→ **Dataset**:
>>>
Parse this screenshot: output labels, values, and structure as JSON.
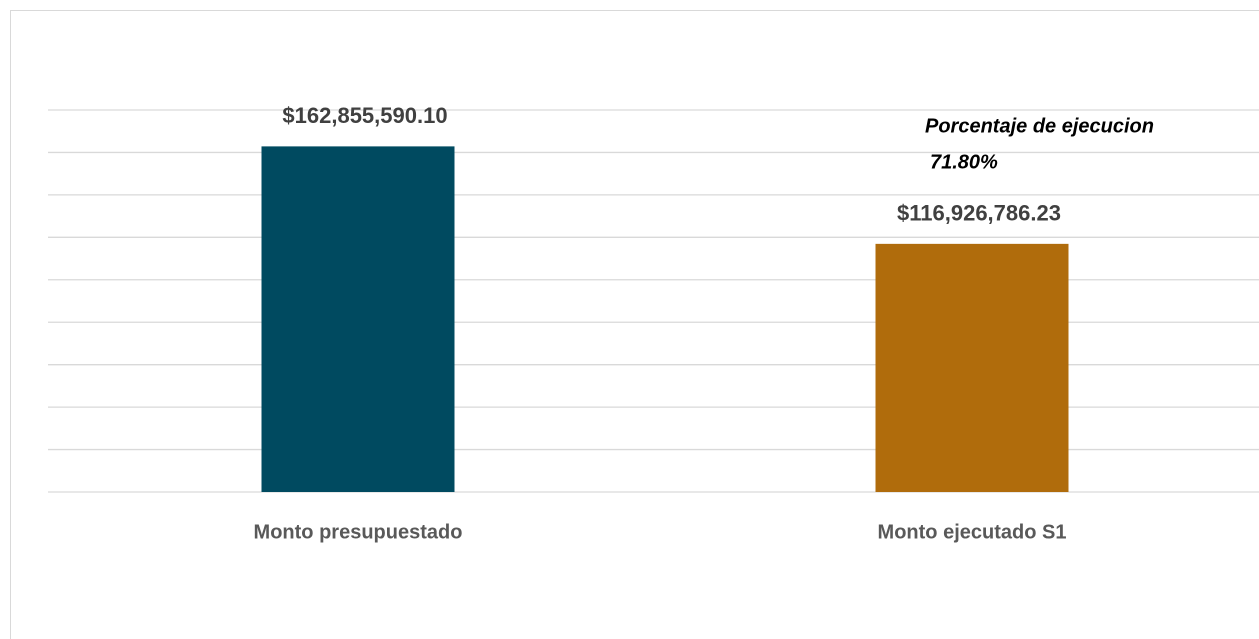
{
  "chart_data": {
    "type": "bar",
    "categories": [
      "Monto presupuestado",
      "Monto ejecutado S1"
    ],
    "values": [
      162855590.1,
      116926786.23
    ],
    "value_labels": [
      "$162,855,590.10",
      "$116,926,786.23"
    ],
    "colors": [
      "#004a60",
      "#b06c0c"
    ],
    "annotation": [
      "Porcentaje de ejecucion",
      "71.80%"
    ],
    "ylim": [
      0,
      180000000
    ],
    "yticks": [
      0,
      20000000,
      40000000,
      60000000,
      80000000,
      100000000,
      120000000,
      140000000,
      160000000,
      180000000
    ],
    "grid": true
  }
}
<<<
→ **Request**: Reproduce the full listing above verbatim, with no pictures included.

→ **Written answer**:
Parse this screenshot: output labels, values, and structure as JSON.
{
  "chart_data": {
    "type": "bar",
    "categories": [
      "Monto presupuestado",
      "Monto ejecutado S1"
    ],
    "values": [
      162855590.1,
      116926786.23
    ],
    "value_labels": [
      "$162,855,590.10",
      "$116,926,786.23"
    ],
    "colors": [
      "#004a60",
      "#b06c0c"
    ],
    "annotation": [
      "Porcentaje de ejecucion",
      "71.80%"
    ],
    "ylim": [
      0,
      180000000
    ],
    "yticks": [
      0,
      20000000,
      40000000,
      60000000,
      80000000,
      100000000,
      120000000,
      140000000,
      160000000,
      180000000
    ],
    "grid": true
  }
}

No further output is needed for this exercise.